Records
◇ ◇ ◇ ◇
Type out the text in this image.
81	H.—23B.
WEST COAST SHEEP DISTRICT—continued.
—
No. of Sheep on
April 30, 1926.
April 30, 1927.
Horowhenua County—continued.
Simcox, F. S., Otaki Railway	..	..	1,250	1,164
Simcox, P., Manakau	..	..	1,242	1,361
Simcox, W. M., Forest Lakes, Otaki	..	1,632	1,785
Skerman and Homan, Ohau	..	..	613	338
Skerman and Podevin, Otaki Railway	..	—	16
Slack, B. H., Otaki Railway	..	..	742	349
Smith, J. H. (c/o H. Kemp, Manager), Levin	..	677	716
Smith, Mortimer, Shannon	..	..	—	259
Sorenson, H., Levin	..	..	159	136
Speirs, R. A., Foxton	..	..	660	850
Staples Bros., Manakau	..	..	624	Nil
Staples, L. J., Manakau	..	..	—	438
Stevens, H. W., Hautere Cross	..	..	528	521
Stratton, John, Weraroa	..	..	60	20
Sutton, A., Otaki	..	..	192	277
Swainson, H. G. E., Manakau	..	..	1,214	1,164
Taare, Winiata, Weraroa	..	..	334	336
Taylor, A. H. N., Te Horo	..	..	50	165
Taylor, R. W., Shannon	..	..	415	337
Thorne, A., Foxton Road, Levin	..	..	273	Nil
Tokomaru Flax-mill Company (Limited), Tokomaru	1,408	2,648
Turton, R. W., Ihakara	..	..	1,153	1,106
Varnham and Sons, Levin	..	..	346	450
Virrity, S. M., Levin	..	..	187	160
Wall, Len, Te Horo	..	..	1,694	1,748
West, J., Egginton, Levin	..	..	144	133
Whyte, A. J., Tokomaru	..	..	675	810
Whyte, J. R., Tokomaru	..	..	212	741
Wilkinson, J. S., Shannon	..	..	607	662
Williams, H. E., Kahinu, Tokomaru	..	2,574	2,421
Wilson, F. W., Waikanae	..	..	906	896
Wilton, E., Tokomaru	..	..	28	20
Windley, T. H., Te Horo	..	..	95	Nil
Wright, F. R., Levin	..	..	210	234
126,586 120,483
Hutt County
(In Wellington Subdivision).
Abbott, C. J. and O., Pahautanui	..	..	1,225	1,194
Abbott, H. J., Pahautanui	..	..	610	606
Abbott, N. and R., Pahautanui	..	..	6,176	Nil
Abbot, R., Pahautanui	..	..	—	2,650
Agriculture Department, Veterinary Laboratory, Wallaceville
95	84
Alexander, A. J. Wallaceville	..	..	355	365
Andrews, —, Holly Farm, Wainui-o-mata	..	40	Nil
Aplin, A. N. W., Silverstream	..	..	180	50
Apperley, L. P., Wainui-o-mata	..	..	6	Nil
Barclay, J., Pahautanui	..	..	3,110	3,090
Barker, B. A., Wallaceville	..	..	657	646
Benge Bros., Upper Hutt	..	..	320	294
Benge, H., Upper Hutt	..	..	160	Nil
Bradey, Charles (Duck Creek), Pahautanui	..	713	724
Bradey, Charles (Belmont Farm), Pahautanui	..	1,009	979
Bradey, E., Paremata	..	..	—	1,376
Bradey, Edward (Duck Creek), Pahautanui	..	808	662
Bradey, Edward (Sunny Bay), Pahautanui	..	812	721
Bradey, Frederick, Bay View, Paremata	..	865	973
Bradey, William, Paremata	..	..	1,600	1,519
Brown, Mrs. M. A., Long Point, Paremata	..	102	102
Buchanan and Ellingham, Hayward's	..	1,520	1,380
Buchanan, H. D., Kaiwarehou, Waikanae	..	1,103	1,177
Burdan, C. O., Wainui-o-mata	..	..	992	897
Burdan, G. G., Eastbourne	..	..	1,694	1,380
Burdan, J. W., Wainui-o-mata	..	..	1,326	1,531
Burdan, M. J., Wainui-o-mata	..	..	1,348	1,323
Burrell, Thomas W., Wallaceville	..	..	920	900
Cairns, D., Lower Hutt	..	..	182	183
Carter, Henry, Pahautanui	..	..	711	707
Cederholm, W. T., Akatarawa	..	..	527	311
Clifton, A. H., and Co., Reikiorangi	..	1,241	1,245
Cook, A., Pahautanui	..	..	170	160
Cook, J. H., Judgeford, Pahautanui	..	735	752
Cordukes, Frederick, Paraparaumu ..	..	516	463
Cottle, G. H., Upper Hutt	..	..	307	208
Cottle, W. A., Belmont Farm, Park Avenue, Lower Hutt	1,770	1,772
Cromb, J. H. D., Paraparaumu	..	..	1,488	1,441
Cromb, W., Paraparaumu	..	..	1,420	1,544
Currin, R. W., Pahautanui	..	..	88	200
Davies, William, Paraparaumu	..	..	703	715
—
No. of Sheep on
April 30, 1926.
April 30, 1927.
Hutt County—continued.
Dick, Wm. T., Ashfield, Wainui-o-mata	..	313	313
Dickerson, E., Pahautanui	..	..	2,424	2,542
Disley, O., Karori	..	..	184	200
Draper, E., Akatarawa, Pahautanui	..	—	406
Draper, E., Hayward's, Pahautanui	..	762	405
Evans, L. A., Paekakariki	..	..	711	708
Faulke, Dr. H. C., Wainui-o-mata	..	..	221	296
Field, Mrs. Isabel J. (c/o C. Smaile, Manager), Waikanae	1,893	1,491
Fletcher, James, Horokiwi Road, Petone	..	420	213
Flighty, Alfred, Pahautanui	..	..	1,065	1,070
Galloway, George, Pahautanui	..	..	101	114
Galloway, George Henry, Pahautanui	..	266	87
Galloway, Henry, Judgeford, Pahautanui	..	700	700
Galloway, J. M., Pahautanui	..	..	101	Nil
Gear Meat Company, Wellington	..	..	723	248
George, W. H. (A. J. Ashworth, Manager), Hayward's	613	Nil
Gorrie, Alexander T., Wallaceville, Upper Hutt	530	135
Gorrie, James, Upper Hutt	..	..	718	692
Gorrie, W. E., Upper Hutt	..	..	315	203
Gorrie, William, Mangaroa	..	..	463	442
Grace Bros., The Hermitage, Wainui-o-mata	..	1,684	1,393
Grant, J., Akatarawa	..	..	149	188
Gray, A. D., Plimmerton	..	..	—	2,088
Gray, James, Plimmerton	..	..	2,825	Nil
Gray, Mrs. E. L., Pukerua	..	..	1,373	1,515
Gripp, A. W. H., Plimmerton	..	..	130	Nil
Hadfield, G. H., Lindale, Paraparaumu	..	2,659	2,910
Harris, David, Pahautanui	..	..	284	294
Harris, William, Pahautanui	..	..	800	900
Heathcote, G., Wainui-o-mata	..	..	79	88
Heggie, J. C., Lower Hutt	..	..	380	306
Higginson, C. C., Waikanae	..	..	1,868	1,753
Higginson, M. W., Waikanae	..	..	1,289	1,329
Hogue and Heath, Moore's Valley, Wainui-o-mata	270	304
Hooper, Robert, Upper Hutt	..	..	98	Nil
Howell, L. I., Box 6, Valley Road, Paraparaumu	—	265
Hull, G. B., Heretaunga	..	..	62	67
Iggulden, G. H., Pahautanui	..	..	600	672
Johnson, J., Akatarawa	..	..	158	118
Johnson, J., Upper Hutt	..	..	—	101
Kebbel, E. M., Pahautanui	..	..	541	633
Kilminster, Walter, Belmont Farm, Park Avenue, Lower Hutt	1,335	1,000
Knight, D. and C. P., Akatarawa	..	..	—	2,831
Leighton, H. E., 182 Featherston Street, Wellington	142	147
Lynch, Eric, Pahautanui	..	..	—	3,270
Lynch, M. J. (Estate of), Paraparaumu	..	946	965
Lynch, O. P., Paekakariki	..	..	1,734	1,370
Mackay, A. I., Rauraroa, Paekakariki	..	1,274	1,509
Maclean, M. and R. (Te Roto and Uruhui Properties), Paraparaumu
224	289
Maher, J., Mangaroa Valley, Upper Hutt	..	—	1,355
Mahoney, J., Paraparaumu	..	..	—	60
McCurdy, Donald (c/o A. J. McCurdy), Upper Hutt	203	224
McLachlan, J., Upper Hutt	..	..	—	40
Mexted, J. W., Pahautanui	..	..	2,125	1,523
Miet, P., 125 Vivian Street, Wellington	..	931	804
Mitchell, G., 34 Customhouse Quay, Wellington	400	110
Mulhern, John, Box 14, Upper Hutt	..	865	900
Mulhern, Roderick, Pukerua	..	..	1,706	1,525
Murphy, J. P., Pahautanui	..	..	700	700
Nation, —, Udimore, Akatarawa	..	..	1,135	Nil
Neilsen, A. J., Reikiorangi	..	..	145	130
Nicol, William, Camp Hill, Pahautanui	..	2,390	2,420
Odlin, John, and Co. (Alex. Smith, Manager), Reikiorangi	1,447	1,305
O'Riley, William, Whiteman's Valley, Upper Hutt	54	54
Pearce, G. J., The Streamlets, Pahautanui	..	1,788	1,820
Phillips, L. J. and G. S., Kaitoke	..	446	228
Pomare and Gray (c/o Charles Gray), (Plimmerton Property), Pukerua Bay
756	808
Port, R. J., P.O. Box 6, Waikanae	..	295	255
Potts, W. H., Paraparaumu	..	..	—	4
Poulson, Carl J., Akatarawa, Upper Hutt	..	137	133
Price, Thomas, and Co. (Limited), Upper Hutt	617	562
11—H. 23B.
◇ ◇ ◇ ◇
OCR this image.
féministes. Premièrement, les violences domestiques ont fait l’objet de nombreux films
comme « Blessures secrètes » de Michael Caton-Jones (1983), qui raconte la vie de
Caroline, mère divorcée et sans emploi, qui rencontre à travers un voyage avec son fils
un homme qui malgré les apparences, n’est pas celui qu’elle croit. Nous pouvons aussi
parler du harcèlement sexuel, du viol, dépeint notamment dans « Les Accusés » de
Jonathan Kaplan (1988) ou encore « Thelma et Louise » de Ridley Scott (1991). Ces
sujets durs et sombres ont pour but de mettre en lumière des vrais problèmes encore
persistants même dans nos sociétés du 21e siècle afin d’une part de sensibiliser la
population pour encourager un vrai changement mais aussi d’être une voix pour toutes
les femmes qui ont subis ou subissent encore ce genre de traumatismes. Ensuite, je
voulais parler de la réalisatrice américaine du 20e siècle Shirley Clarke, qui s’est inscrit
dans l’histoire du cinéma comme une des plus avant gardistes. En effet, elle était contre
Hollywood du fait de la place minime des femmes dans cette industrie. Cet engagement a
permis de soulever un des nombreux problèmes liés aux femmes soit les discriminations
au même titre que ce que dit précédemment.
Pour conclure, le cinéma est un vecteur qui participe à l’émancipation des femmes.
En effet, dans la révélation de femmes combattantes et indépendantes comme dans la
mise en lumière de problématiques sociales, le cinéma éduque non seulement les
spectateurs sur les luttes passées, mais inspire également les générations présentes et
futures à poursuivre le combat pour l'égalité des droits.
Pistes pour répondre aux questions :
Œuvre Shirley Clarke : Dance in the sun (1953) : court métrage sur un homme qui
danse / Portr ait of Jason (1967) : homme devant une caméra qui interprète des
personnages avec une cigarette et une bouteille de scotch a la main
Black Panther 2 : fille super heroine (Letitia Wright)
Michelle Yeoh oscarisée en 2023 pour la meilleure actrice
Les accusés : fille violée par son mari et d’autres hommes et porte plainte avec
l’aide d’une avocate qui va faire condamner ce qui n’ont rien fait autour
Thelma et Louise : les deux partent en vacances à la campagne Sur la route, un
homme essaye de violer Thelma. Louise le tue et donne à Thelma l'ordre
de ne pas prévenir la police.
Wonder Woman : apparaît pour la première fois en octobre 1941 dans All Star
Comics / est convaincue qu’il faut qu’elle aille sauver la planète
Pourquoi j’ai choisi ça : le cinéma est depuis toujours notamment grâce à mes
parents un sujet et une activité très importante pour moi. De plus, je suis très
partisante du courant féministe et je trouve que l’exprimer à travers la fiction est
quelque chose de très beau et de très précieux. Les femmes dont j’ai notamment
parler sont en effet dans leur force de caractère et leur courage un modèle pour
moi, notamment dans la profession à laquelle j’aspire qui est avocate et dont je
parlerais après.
◇ ◇ ◇ ◇
From the data above, copy out every line with the string "effet" in it.

* [Solution to the exercise]:
dans l’histoire du cinéma comme une des plus avant gardistes. En effet, elle était contre
En effet, dans la révélation de femmes combattantes et indépendantes comme dans la
parler sont en effet dans leur force de caractère et leur courage un modèle pour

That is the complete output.